%%

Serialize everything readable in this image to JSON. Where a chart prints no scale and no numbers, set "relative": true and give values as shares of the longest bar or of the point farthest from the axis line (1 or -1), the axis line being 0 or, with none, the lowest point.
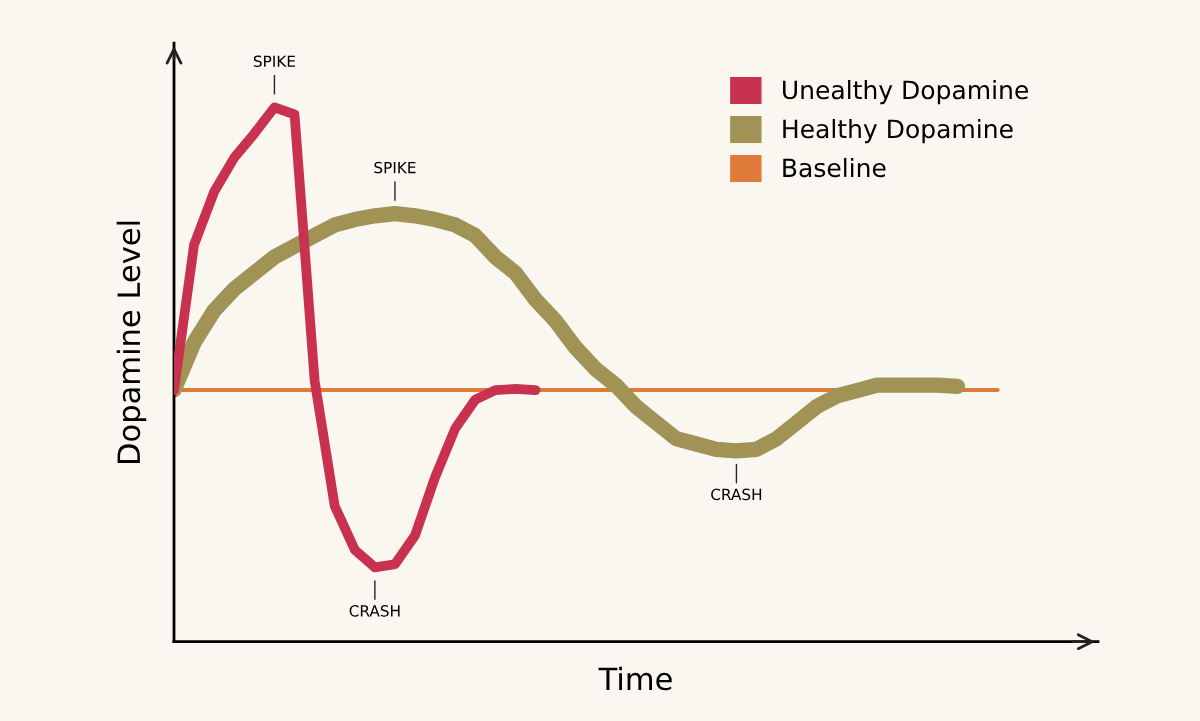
{
  "chart_data": {
    "type": "line",
    "relative": true,
    "xlabel": "Time",
    "ylabel": "Dopamine Level",
    "legend": "top right",
    "marker": "none",
    "line_style": "solid",
    "categories": [
      null,
      null,
      null,
      null,
      null,
      null,
      null,
      null,
      null,
      null,
      null,
      null,
      null,
      null,
      null,
      null,
      null,
      null,
      null,
      null,
      null,
      null,
      null,
      null,
      null,
      null,
      null,
      null,
      null,
      null,
      null,
      null,
      null,
      null,
      null,
      null,
      null,
      null,
      null,
      null,
      null,
      null,
      null,
      null,
      null,
      null
    ],
    "series": [
      {
        "name": "Unealthy Dopamine",
        "color": "#c8324f",
        "values": [
          0.471,
          0.743,
          0.842,
          0.906,
          0.951,
          1.0,
          0.987,
          0.489,
          0.254,
          0.172,
          0.139,
          0.145,
          0.199,
          0.308,
          0.399,
          0.453,
          0.471,
          0.473,
          0.471,
          null,
          null,
          null,
          null,
          null,
          null,
          null,
          null,
          null,
          null,
          null,
          null,
          null,
          null,
          null,
          null,
          null,
          null,
          null,
          null,
          null,
          null,
          null,
          null,
          null,
          null,
          null
        ]
      },
      {
        "name": "Healthy Dopamine",
        "color": "#a09355",
        "values": [
          0.471,
          0.56,
          0.62,
          0.66,
          0.69,
          0.72,
          0.74,
          0.76,
          0.78,
          0.79,
          0.797,
          0.801,
          0.797,
          0.79,
          0.78,
          0.76,
          0.72,
          0.69,
          0.64,
          0.6,
          0.55,
          0.51,
          0.48,
          0.44,
          0.41,
          0.38,
          0.37,
          0.36,
          0.357,
          0.36,
          0.38,
          0.41,
          0.44,
          0.46,
          0.47,
          0.48,
          0.48,
          0.48,
          0.48,
          0.478,
          null,
          null,
          null,
          null,
          null,
          null
        ]
      },
      {
        "name": "Baseline",
        "color": "#e07a3a",
        "values": [
          0.471,
          0.471,
          0.471,
          0.471,
          0.471,
          0.471,
          0.471,
          0.471,
          0.471,
          0.471,
          0.471,
          0.471,
          0.471,
          0.471,
          0.471,
          0.471,
          0.471,
          0.471,
          0.471,
          0.471,
          0.471,
          0.471,
          0.471,
          0.471,
          0.471,
          0.471,
          0.471,
          0.471,
          0.471,
          0.471,
          0.471,
          0.471,
          0.471,
          0.471,
          0.471,
          0.471,
          0.471,
          0.471,
          0.471,
          0.471,
          0.471,
          0.471,
          null,
          null,
          null,
          null
        ]
      }
    ],
    "annotations": [
      {
        "text": "SPIKE",
        "y": 1.0
      },
      {
        "text": "CRASH",
        "y": 0.139
      },
      {
        "text": "SPIKE",
        "y": 0.801
      },
      {
        "text": "CRASH",
        "y": 0.357
      }
    ]
  }
}
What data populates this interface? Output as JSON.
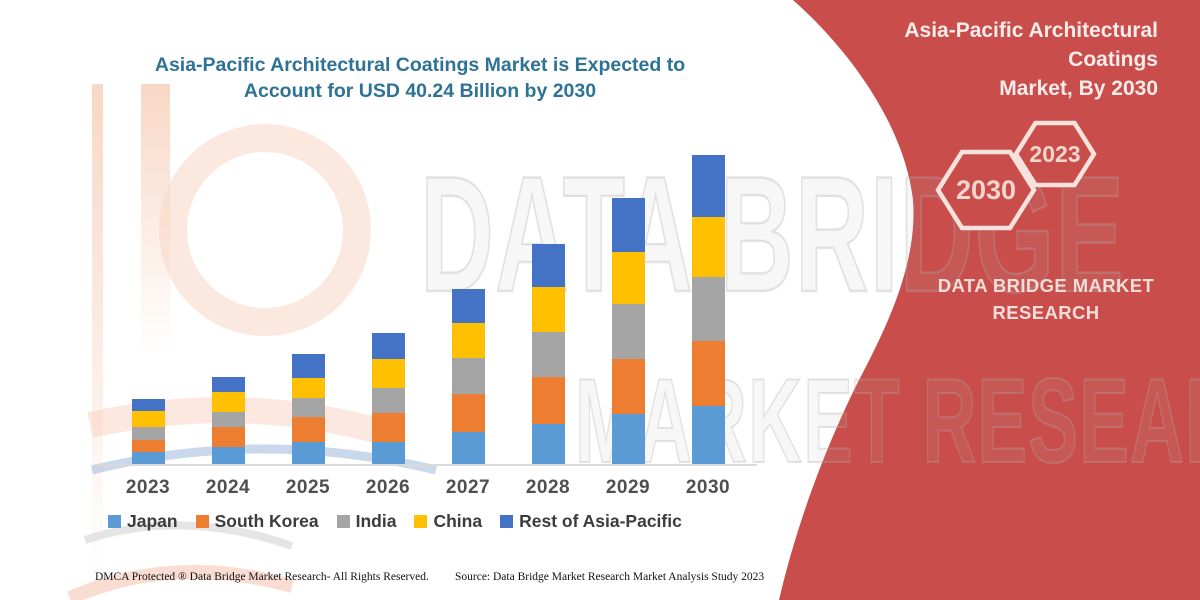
{
  "header": {
    "title_line1": "Asia-Pacific Architectural Coatings Market is Expected to",
    "title_line2": "Account for USD 40.24 Billion by 2030",
    "title_color": "#2e7396"
  },
  "right_panel": {
    "panel_color": "#c94e4b",
    "title_line1": "Asia-Pacific Architectural Coatings",
    "title_line2": "Market, By 2030",
    "hexagon_large_label": "2030",
    "hexagon_small_label": "2023",
    "brand_line1": "DATA BRIDGE MARKET",
    "brand_line2": "RESEARCH"
  },
  "watermark": {
    "line1": "DATA BRIDGE",
    "line2": "MARKET RESEARCH"
  },
  "footer": {
    "dmca": "DMCA Protected ® Data Bridge Market Research-  All Rights Reserved.",
    "source": "Source: Data Bridge Market Research  Market Analysis Study 2023"
  },
  "chart_data": {
    "type": "bar",
    "stacked": true,
    "title": "Asia-Pacific Architectural Coatings Market is Expected to Account for USD 40.24 Billion by 2030",
    "unit": "USD Billion",
    "categories": [
      "2023",
      "2024",
      "2025",
      "2026",
      "2027",
      "2028",
      "2029",
      "2030"
    ],
    "series": [
      {
        "name": "Japan",
        "color": "#5b9bd5",
        "values": [
          1.64,
          2.38,
          2.95,
          3.03,
          4.33,
          5.29,
          6.66,
          7.66
        ]
      },
      {
        "name": "South Korea",
        "color": "#ed7d31",
        "values": [
          1.61,
          2.6,
          3.25,
          3.68,
          4.94,
          6.18,
          7.05,
          8.44
        ]
      },
      {
        "name": "India",
        "color": "#a5a5a5",
        "values": [
          1.64,
          1.95,
          2.47,
          3.25,
          4.58,
          5.84,
          7.14,
          8.31
        ]
      },
      {
        "name": "China",
        "color": "#ffc000",
        "values": [
          2.08,
          2.6,
          2.69,
          3.77,
          4.64,
          5.81,
          6.84,
          7.79
        ]
      },
      {
        "name": "Rest of Asia-Pacific",
        "color": "#4472c4",
        "values": [
          1.61,
          1.95,
          3.12,
          3.47,
          4.33,
          5.62,
          6.93,
          8.04
        ]
      }
    ],
    "totals": [
      8.58,
      11.48,
      14.48,
      17.2,
      22.82,
      28.74,
      34.62,
      40.24
    ],
    "annotations": {
      "total_2030": "USD 40.24 Billion"
    },
    "legend_position": "bottom",
    "x_axis": {
      "visible": true,
      "gridlines": false
    },
    "y_axis": {
      "visible": false,
      "gridlines": false
    }
  }
}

%%

▶ YOUR GOAL: Extract the full listing exactly, with the pictures left out.

▶ ANSWER FOR THIS EXERCISE:
Serialize everything readable in this image to JSON. Where a chart prints no scale and no numbers, set "relative": true and give values as shares of the longest bar or of the point farthest from the axis line (1 or -1), the axis line being 0 or, with none, the lowest point.
{
  "chart_data": {
    "type": "line",
    "relative": true,
    "xlabel": "Time",
    "ylabel": "Dopamine Level",
    "legend": "top right",
    "marker": "none",
    "line_style": "solid",
    "categories": [
      null,
      null,
      null,
      null,
      null,
      null,
      null,
      null,
      null,
      null,
      null,
      null,
      null,
      null,
      null,
      null,
      null,
      null,
      null,
      null,
      null,
      null,
      null,
      null,
      null,
      null,
      null,
      null,
      null,
      null,
      null,
      null,
      null,
      null,
      null,
      null,
      null,
      null,
      null,
      null,
      null,
      null,
      null,
      null,
      null,
      null
    ],
    "series": [
      {
        "name": "Unealthy Dopamine",
        "color": "#c8324f",
        "values": [
          0.471,
          0.743,
          0.842,
          0.906,
          0.951,
          1.0,
          0.987,
          0.489,
          0.254,
          0.172,
          0.139,
          0.145,
          0.199,
          0.308,
          0.399,
          0.453,
          0.471,
          0.473,
          0.471,
          null,
          null,
          null,
          null,
          null,
          null,
          null,
          null,
          null,
          null,
          null,
          null,
          null,
          null,
          null,
          null,
          null,
          null,
          null,
          null,
          null,
          null,
          null,
          null,
          null,
          null,
          null
        ]
      },
      {
        "name": "Healthy Dopamine",
        "color": "#a09355",
        "values": [
          0.471,
          0.56,
          0.62,
          0.66,
          0.69,
          0.72,
          0.74,
          0.76,
          0.78,
          0.79,
          0.797,
          0.801,
          0.797,
          0.79,
          0.78,
          0.76,
          0.72,
          0.69,
          0.64,
          0.6,
          0.55,
          0.51,
          0.48,
          0.44,
          0.41,
          0.38,
          0.37,
          0.36,
          0.357,
          0.36,
          0.38,
          0.41,
          0.44,
          0.46,
          0.47,
          0.48,
          0.48,
          0.48,
          0.48,
          0.478,
          null,
          null,
          null,
          null,
          null,
          null
        ]
      },
      {
        "name": "Baseline",
        "color": "#e07a3a",
        "values": [
          0.471,
          0.471,
          0.471,
          0.471,
          0.471,
          0.471,
          0.471,
          0.471,
          0.471,
          0.471,
          0.471,
          0.471,
          0.471,
          0.471,
          0.471,
          0.471,
          0.471,
          0.471,
          0.471,
          0.471,
          0.471,
          0.471,
          0.471,
          0.471,
          0.471,
          0.471,
          0.471,
          0.471,
          0.471,
          0.471,
          0.471,
          0.471,
          0.471,
          0.471,
          0.471,
          0.471,
          0.471,
          0.471,
          0.471,
          0.471,
          0.471,
          0.471,
          null,
          null,
          null,
          null
        ]
      }
    ],
    "annotations": [
      {
        "text": "SPIKE",
        "y": 1.0
      },
      {
        "text": "CRASH",
        "y": 0.139
      },
      {
        "text": "SPIKE",
        "y": 0.801
      },
      {
        "text": "CRASH",
        "y": 0.357
      }
    ]
  }
}
What data populates this interface? Output as JSON.
{
  "header": {
    "title_line1": "Asia-Pacific Architectural Coatings Market is Expected to",
    "title_line2": "Account for USD 40.24 Billion by 2030",
    "title_color": "#2e7396"
  },
  "right_panel": {
    "panel_color": "#c94e4b",
    "title_line1": "Asia-Pacific Architectural Coatings",
    "title_line2": "Market, By 2030",
    "hexagon_large_label": "2030",
    "hexagon_small_label": "2023",
    "brand_line1": "DATA BRIDGE MARKET",
    "brand_line2": "RESEARCH"
  },
  "watermark": {
    "line1": "DATA BRIDGE",
    "line2": "MARKET RESEARCH"
  },
  "footer": {
    "dmca": "DMCA Protected ® Data Bridge Market Research-  All Rights Reserved.",
    "source": "Source: Data Bridge Market Research  Market Analysis Study 2023"
  },
  "chart_data": {
    "type": "bar",
    "stacked": true,
    "title": "Asia-Pacific Architectural Coatings Market is Expected to Account for USD 40.24 Billion by 2030",
    "unit": "USD Billion",
    "categories": [
      "2023",
      "2024",
      "2025",
      "2026",
      "2027",
      "2028",
      "2029",
      "2030"
    ],
    "series": [
      {
        "name": "Japan",
        "color": "#5b9bd5",
        "values": [
          1.64,
          2.38,
          2.95,
          3.03,
          4.33,
          5.29,
          6.66,
          7.66
        ]
      },
      {
        "name": "South Korea",
        "color": "#ed7d31",
        "values": [
          1.61,
          2.6,
          3.25,
          3.68,
          4.94,
          6.18,
          7.05,
          8.44
        ]
      },
      {
        "name": "India",
        "color": "#a5a5a5",
        "values": [
          1.64,
          1.95,
          2.47,
          3.25,
          4.58,
          5.84,
          7.14,
          8.31
        ]
      },
      {
        "name": "China",
        "color": "#ffc000",
        "values": [
          2.08,
          2.6,
          2.69,
          3.77,
          4.64,
          5.81,
          6.84,
          7.79
        ]
      },
      {
        "name": "Rest of Asia-Pacific",
        "color": "#4472c4",
        "values": [
          1.61,
          1.95,
          3.12,
          3.47,
          4.33,
          5.62,
          6.93,
          8.04
        ]
      }
    ],
    "totals": [
      8.58,
      11.48,
      14.48,
      17.2,
      22.82,
      28.74,
      34.62,
      40.24
    ],
    "annotations": {
      "total_2030": "USD 40.24 Billion"
    },
    "legend_position": "bottom",
    "x_axis": {
      "visible": true,
      "gridlines": false
    },
    "y_axis": {
      "visible": false,
      "gridlines": false
    }
  }
}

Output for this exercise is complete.